WHAT NEEDS TO BE DONE
Copy each of the entries below word for word, with nothing changed or left out.

---+---

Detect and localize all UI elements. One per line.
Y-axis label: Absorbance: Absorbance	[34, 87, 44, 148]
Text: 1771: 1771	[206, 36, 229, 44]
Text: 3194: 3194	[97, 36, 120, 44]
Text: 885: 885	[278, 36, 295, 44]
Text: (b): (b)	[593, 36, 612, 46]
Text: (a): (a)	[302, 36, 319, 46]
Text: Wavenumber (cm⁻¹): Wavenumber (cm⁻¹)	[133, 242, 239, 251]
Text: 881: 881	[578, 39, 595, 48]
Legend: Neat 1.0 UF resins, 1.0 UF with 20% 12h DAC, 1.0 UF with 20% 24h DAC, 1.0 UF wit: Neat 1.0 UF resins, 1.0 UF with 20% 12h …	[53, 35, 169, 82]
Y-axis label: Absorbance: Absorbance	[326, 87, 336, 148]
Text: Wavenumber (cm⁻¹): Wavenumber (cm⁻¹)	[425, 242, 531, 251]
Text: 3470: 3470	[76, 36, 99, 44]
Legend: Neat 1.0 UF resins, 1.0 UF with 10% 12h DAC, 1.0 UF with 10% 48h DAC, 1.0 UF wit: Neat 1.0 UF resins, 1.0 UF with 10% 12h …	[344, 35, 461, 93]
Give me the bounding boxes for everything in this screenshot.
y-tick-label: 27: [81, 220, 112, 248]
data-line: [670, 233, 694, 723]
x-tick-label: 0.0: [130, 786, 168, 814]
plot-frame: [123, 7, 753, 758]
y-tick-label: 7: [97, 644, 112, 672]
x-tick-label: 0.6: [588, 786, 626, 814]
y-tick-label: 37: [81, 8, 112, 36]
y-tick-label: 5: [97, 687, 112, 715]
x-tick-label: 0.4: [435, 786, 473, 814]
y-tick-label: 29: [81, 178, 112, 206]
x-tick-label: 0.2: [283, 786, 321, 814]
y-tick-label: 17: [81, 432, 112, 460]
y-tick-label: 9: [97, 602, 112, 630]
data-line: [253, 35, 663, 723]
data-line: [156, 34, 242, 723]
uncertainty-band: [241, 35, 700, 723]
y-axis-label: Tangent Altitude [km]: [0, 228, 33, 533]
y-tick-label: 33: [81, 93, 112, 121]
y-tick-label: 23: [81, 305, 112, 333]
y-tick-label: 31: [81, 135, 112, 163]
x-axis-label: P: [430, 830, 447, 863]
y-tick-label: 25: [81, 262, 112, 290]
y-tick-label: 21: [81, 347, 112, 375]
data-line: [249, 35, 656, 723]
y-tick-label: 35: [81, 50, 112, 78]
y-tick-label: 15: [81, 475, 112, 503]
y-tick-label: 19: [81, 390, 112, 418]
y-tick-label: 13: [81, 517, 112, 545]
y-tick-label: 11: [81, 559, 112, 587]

---+---

OUTPUT FOR THIS TASK
Detect and localize all UI elements. One per line.
Y-axis label: Absorbance: Absorbance	[34, 87, 44, 148]
Text: 1771: 1771	[206, 36, 229, 44]
Text: 3194: 3194	[97, 36, 120, 44]
Text: 885: 885	[278, 36, 295, 44]
Text: (b): (b)	[593, 36, 612, 46]
Text: (a): (a)	[302, 36, 319, 46]
Text: Wavenumber (cm⁻¹): Wavenumber (cm⁻¹)	[133, 242, 239, 251]
Text: 881: 881	[578, 39, 595, 48]
Legend: Neat 1.0 UF resins, 1.0 UF with 20% 12h DAC, 1.0 UF with 20% 24h DAC, 1.0 UF wit: Neat 1.0 UF resins, 1.0 UF with 20% 12h …	[53, 35, 169, 82]
Y-axis label: Absorbance: Absorbance	[326, 87, 336, 148]
Text: Wavenumber (cm⁻¹): Wavenumber (cm⁻¹)	[425, 242, 531, 251]
Text: 3470: 3470	[76, 36, 99, 44]
Legend: Neat 1.0 UF resins, 1.0 UF with 10% 12h DAC, 1.0 UF with 10% 48h DAC, 1.0 UF wit: Neat 1.0 UF resins, 1.0 UF with 10% 12h …	[344, 35, 461, 93]
Give me the bounding boxes for everything in this screenshot.
y-tick-label: 27: [81, 220, 112, 248]
data-line: [670, 233, 694, 723]
x-tick-label: 0.0: [130, 786, 168, 814]
plot-frame: [123, 7, 753, 758]
y-tick-label: 7: [97, 644, 112, 672]
x-tick-label: 0.6: [588, 786, 626, 814]
y-tick-label: 37: [81, 8, 112, 36]
y-tick-label: 5: [97, 687, 112, 715]
x-tick-label: 0.4: [435, 786, 473, 814]
y-tick-label: 29: [81, 178, 112, 206]
x-tick-label: 0.2: [283, 786, 321, 814]
y-tick-label: 17: [81, 432, 112, 460]
y-tick-label: 9: [97, 602, 112, 630]
data-line: [253, 35, 663, 723]
data-line: [156, 34, 242, 723]
uncertainty-band: [241, 35, 700, 723]
y-axis-label: Tangent Altitude [km]: [0, 228, 33, 533]
y-tick-label: 33: [81, 93, 112, 121]
y-tick-label: 23: [81, 305, 112, 333]
y-tick-label: 31: [81, 135, 112, 163]
x-axis-label: P: [430, 830, 447, 863]
y-tick-label: 25: [81, 262, 112, 290]
y-tick-label: 21: [81, 347, 112, 375]
data-line: [249, 35, 656, 723]
y-tick-label: 35: [81, 50, 112, 78]
y-tick-label: 15: [81, 475, 112, 503]
y-tick-label: 19: [81, 390, 112, 418]
y-tick-label: 13: [81, 517, 112, 545]
y-tick-label: 11: [81, 559, 112, 587]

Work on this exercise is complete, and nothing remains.